» **DATASET ROWS**:
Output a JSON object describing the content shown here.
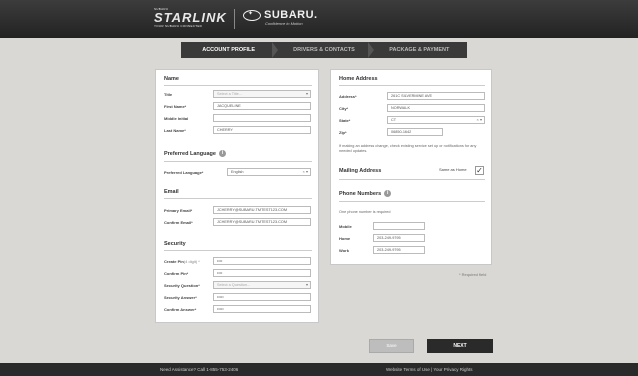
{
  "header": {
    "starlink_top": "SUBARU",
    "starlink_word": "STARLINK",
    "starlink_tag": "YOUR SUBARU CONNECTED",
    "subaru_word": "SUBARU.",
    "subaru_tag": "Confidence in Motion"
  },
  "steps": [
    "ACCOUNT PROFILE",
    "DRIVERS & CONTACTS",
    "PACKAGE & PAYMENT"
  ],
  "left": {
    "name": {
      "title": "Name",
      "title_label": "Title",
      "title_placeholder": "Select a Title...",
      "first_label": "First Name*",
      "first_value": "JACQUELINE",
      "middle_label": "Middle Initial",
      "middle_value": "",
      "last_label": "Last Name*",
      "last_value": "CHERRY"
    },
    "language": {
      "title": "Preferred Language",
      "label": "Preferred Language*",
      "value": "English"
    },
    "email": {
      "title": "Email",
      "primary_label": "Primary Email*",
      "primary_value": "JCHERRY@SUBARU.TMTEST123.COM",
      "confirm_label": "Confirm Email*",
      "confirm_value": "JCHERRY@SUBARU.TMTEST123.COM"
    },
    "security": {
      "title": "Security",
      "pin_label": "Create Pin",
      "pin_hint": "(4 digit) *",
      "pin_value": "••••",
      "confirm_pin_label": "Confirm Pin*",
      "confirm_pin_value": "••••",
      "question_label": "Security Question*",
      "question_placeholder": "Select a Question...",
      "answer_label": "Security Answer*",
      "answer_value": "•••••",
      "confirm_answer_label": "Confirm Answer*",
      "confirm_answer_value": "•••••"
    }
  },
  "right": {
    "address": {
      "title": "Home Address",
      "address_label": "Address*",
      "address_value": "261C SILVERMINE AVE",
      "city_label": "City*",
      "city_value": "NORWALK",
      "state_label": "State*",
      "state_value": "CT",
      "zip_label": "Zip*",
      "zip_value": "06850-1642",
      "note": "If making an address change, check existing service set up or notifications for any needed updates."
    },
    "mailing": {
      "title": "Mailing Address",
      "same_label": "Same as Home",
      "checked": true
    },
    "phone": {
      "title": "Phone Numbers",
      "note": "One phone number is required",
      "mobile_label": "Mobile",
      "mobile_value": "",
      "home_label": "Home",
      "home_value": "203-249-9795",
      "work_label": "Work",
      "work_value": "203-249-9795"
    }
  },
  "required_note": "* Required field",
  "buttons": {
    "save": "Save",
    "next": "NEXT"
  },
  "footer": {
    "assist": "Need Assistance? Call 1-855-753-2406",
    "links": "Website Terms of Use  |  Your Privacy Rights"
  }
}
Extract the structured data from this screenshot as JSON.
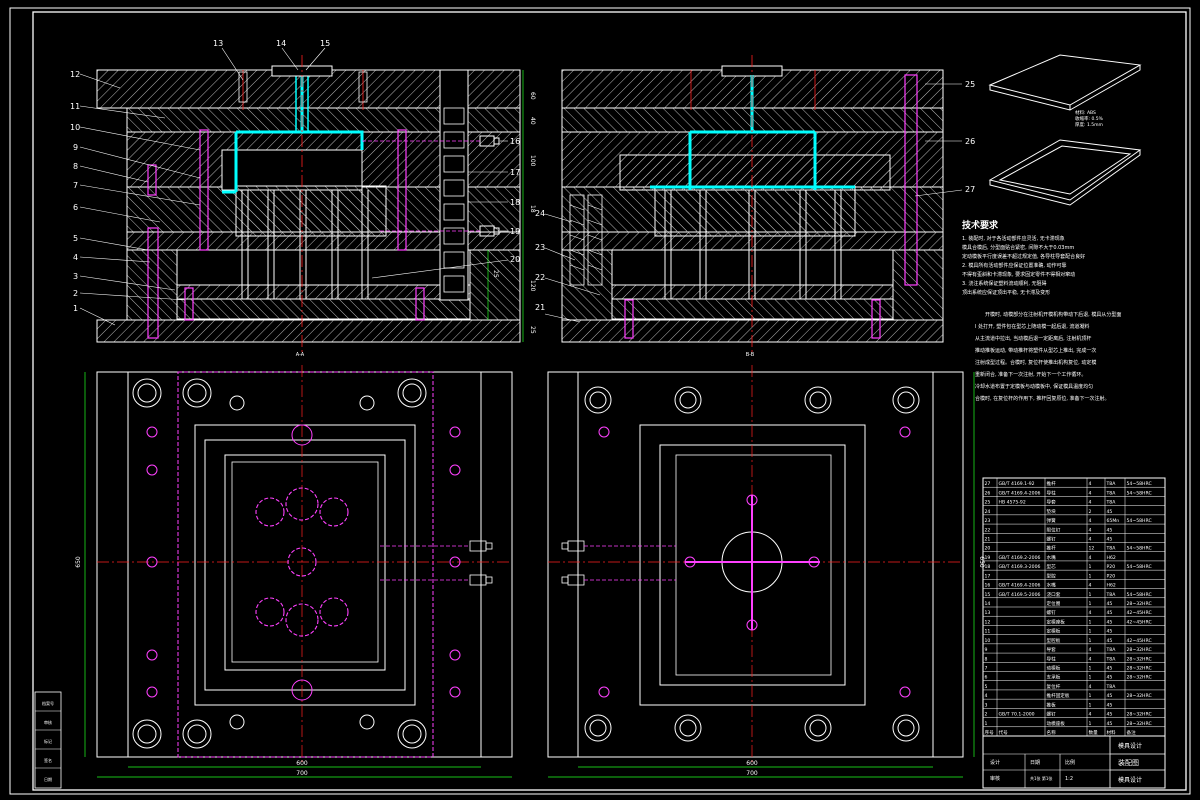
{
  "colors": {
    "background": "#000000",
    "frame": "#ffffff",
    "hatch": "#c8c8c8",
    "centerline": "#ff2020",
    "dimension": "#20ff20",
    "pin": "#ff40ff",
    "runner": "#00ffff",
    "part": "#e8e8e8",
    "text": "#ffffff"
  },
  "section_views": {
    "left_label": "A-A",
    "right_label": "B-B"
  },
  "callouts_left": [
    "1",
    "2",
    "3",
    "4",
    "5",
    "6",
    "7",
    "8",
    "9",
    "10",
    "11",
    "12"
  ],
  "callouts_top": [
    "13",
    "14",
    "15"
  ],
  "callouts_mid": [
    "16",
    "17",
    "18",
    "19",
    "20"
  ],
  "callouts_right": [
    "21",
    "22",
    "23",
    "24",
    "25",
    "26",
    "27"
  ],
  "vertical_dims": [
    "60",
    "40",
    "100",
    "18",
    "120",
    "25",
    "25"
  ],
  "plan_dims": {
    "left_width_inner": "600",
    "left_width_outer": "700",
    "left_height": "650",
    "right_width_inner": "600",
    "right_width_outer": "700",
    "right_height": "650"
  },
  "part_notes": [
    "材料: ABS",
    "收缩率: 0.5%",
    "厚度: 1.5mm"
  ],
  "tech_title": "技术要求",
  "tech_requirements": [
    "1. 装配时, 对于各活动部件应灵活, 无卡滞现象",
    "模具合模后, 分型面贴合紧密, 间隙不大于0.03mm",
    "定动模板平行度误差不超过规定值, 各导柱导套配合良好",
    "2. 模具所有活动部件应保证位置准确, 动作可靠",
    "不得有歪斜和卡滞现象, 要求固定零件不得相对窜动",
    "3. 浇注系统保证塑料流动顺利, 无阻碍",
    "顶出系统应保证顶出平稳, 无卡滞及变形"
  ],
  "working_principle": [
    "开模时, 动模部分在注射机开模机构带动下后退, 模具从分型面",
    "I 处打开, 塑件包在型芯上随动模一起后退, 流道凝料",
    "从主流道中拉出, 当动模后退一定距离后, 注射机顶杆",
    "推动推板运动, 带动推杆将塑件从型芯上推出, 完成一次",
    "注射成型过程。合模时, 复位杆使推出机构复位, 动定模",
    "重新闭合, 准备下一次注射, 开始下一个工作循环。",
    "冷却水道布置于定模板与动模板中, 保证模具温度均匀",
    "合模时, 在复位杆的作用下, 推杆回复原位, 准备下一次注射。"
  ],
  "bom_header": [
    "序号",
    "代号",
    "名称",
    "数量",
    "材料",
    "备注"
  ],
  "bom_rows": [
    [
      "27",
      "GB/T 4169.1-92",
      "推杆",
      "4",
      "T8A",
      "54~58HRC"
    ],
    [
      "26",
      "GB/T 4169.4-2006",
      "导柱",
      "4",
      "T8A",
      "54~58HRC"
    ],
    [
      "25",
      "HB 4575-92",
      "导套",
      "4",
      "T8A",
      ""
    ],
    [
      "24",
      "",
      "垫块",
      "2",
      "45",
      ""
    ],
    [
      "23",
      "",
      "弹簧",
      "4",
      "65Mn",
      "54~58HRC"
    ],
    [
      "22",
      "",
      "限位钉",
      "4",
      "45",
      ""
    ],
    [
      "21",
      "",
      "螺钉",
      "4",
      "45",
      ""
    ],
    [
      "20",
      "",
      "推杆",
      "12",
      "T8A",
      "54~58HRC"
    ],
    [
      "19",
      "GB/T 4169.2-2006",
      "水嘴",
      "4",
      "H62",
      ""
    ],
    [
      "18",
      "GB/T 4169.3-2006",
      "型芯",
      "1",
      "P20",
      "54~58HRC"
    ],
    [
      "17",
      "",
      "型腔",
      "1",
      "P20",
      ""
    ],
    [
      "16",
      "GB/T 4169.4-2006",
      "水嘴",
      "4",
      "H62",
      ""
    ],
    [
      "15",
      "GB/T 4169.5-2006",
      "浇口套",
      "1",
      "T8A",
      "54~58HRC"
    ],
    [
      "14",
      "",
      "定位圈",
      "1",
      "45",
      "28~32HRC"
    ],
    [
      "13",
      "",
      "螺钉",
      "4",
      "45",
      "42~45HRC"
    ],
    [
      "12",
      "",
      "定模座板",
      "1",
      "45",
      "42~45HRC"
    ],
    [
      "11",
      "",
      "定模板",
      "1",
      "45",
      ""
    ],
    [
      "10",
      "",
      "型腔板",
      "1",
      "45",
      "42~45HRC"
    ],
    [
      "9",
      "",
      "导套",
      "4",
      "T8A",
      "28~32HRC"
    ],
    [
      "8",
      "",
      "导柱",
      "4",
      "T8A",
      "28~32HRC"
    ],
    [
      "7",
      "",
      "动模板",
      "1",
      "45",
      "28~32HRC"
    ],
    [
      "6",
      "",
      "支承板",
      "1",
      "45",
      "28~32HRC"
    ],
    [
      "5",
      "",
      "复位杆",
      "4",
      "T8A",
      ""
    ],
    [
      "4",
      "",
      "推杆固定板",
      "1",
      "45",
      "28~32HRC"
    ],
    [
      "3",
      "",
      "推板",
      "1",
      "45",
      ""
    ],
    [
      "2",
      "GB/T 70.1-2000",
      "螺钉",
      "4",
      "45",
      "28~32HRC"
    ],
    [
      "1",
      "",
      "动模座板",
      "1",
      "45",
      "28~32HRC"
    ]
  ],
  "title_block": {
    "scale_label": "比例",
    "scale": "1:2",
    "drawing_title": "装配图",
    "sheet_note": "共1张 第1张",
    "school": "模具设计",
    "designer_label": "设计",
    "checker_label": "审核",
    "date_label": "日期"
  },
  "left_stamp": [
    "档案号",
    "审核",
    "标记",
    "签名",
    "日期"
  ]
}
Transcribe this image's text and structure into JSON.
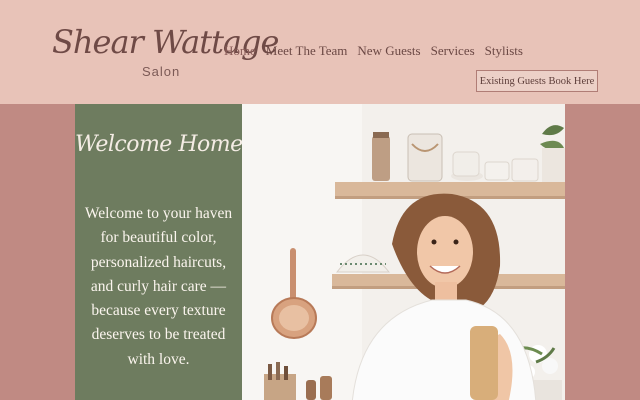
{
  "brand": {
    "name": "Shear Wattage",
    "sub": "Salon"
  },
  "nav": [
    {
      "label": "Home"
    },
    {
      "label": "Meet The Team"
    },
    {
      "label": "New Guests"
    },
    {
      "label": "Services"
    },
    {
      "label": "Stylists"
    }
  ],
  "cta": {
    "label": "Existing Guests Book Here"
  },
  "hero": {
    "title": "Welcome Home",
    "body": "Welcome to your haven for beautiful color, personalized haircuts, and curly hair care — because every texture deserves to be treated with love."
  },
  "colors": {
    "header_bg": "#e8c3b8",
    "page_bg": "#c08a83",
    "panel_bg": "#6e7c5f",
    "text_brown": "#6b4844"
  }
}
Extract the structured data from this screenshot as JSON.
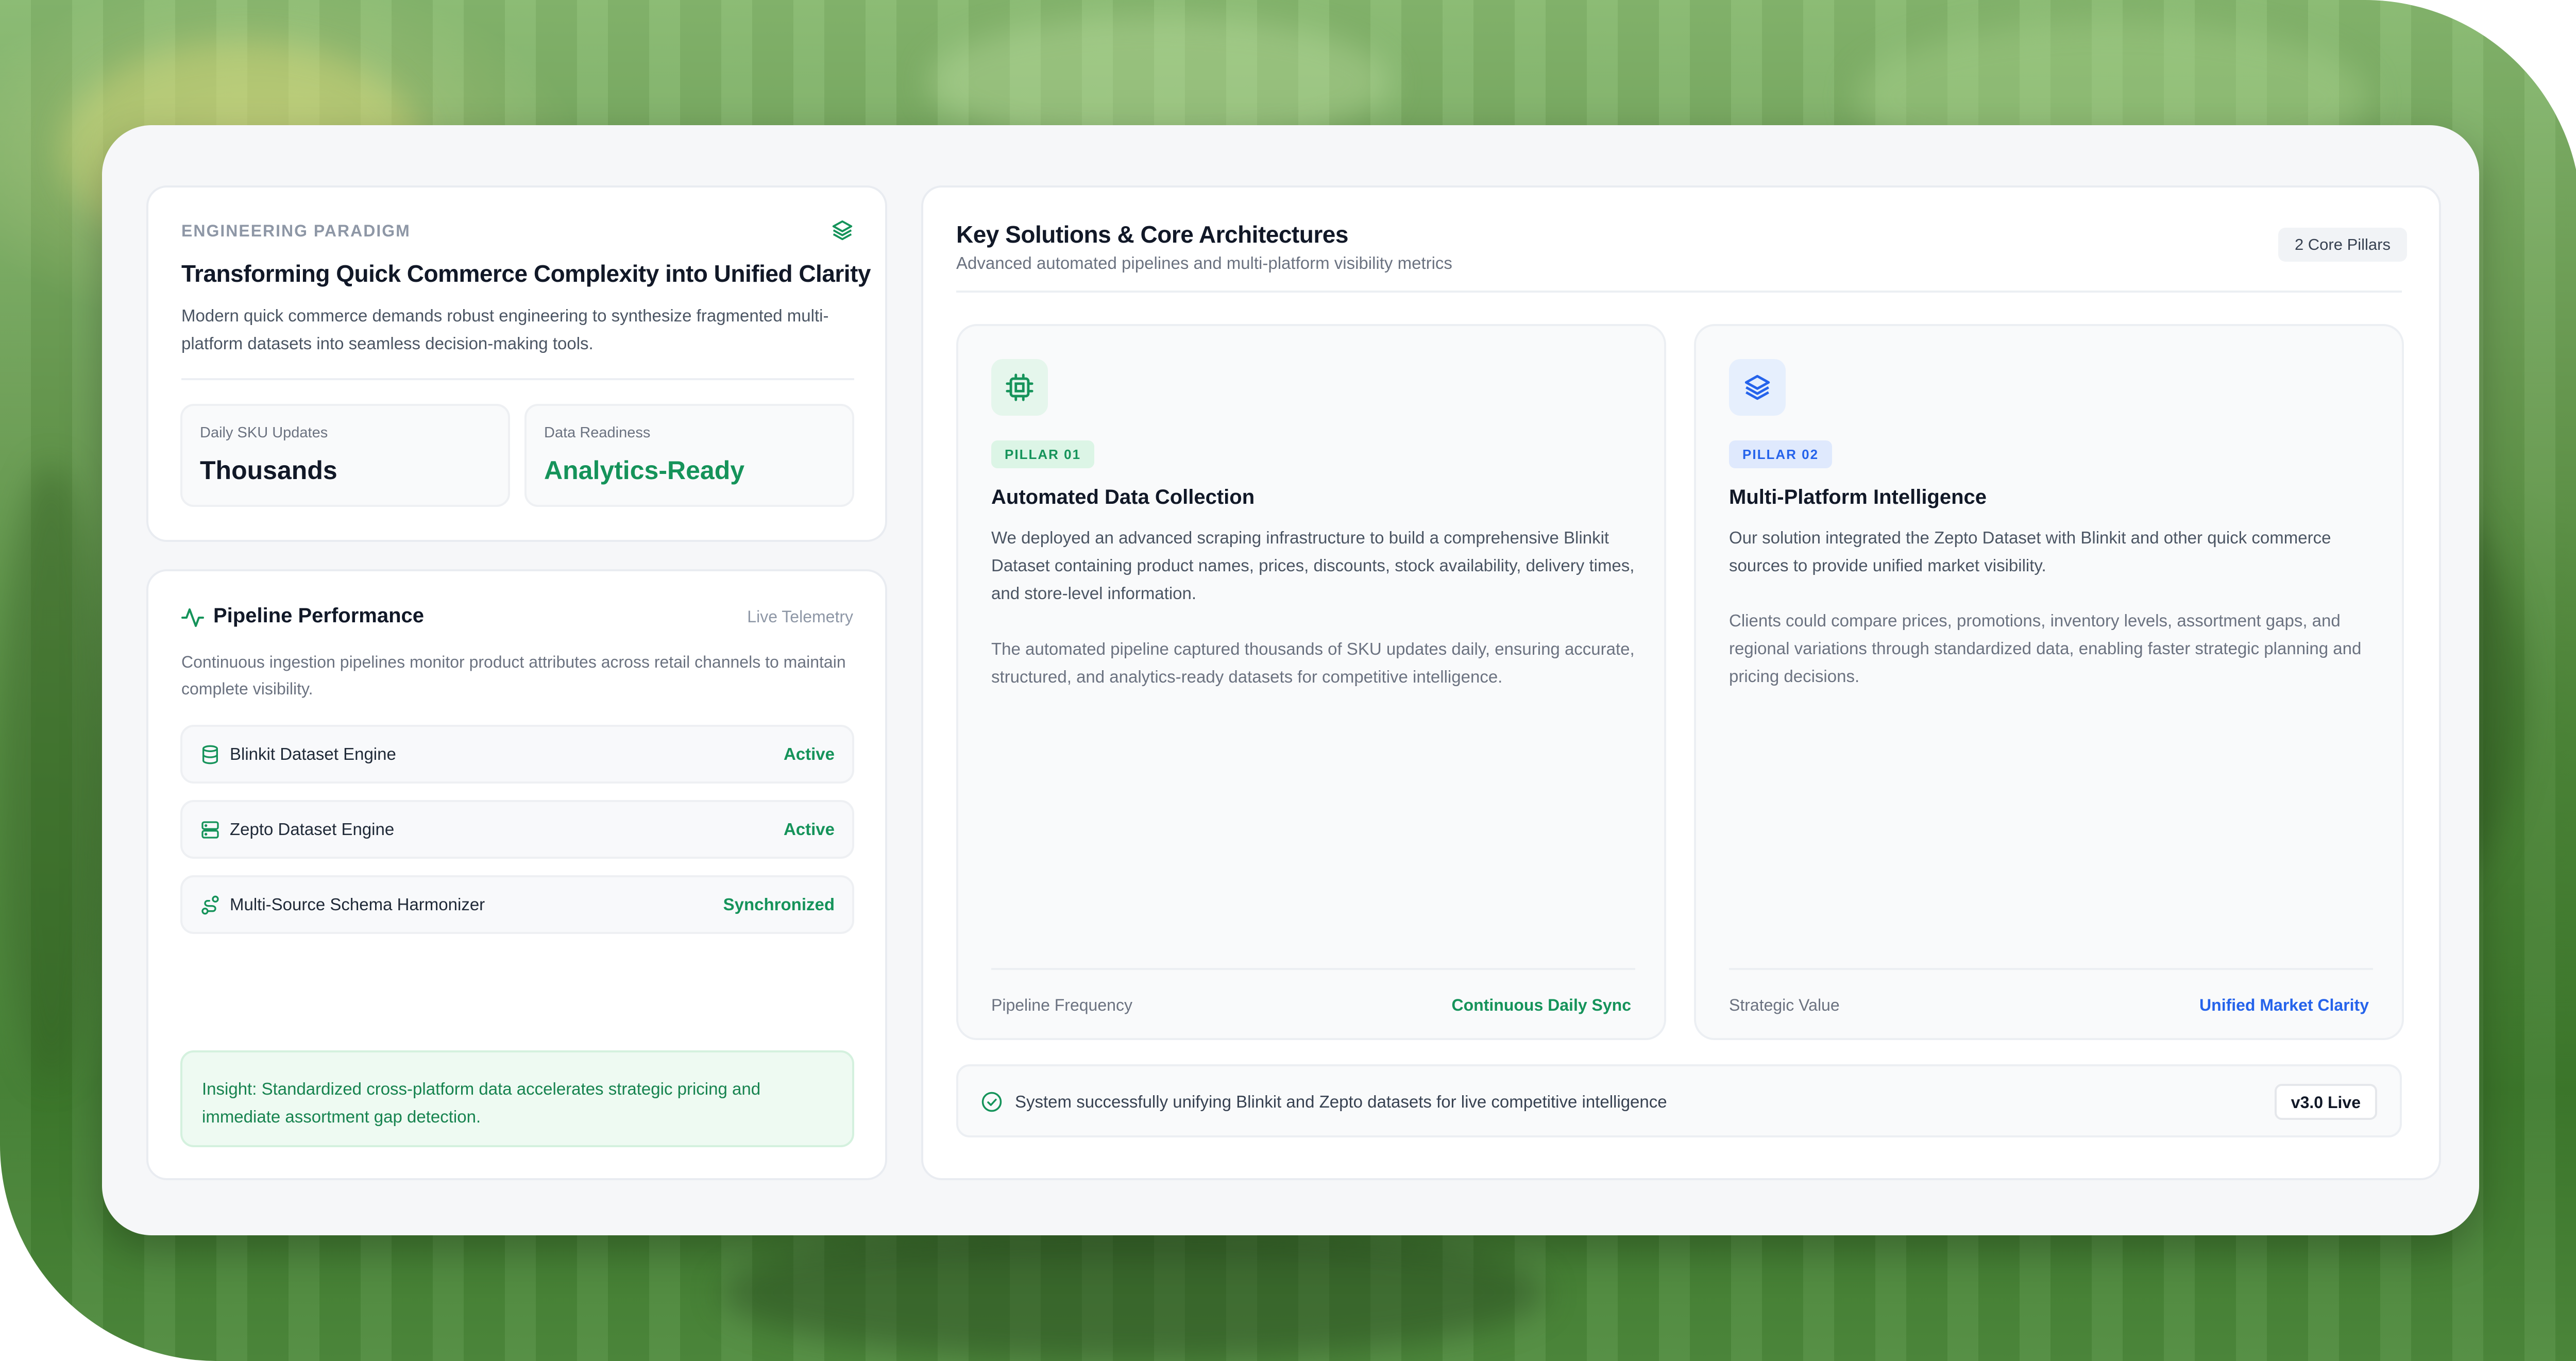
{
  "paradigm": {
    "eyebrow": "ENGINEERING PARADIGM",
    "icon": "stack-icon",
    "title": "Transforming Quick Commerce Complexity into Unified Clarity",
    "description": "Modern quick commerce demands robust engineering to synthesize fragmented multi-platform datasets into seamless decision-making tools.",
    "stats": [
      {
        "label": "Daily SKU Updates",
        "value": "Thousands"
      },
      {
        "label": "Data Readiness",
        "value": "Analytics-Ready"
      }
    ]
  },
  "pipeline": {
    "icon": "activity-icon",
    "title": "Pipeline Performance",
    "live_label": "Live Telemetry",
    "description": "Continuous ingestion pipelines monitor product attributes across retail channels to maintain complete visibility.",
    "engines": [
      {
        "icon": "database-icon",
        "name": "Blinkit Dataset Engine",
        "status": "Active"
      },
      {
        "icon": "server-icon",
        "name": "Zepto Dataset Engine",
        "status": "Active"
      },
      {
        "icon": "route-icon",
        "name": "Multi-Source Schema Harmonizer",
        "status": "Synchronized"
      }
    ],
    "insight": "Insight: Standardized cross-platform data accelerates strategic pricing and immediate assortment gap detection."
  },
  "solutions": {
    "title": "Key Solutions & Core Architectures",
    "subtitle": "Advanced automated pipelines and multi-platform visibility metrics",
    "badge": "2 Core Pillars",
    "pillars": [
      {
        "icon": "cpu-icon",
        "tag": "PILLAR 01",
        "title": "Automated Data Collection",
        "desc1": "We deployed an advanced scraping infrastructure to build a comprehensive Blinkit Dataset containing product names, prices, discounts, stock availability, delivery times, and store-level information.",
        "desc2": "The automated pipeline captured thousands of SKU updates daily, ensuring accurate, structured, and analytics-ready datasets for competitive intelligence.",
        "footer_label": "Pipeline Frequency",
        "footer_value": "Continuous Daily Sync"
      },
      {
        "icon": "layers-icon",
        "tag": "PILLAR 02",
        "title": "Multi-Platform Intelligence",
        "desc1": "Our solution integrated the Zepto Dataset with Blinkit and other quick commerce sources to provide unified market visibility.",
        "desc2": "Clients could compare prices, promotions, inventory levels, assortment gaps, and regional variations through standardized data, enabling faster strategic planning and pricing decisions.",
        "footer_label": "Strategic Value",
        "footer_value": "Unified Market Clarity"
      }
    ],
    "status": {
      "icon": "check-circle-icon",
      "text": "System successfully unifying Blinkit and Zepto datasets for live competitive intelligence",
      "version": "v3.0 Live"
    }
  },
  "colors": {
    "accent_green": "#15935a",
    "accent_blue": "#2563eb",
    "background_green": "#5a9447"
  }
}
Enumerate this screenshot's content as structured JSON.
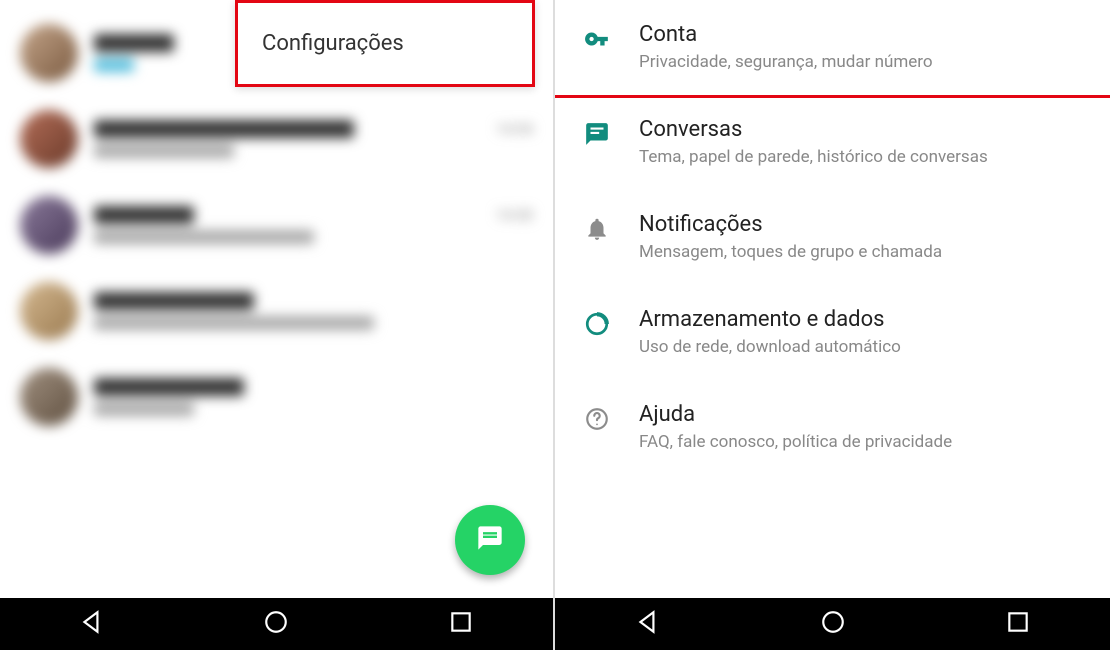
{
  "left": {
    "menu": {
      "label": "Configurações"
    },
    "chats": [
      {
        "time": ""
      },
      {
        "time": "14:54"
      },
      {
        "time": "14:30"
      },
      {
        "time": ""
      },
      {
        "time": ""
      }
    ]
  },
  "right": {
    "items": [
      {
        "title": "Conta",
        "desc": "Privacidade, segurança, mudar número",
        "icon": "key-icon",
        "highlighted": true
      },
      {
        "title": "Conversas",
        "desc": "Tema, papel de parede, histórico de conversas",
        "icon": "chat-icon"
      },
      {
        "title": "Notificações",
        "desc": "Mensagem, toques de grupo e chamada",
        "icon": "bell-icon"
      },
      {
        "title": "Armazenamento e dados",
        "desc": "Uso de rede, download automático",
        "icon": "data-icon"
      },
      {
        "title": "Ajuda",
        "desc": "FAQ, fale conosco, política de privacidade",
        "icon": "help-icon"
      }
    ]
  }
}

» **EXERCISE OBJECTIVE**:
Extract from the data every line where "description" shows up.

» **THE ANSWER**:
    "description": "Modern quick commerce demands robust engineering to synthesize fragmented multi-platform datasets into seamless decision-making tools.",
    "description": "Continuous ingestion pipelines monitor product attributes across retail channels to maintain complete visibility.",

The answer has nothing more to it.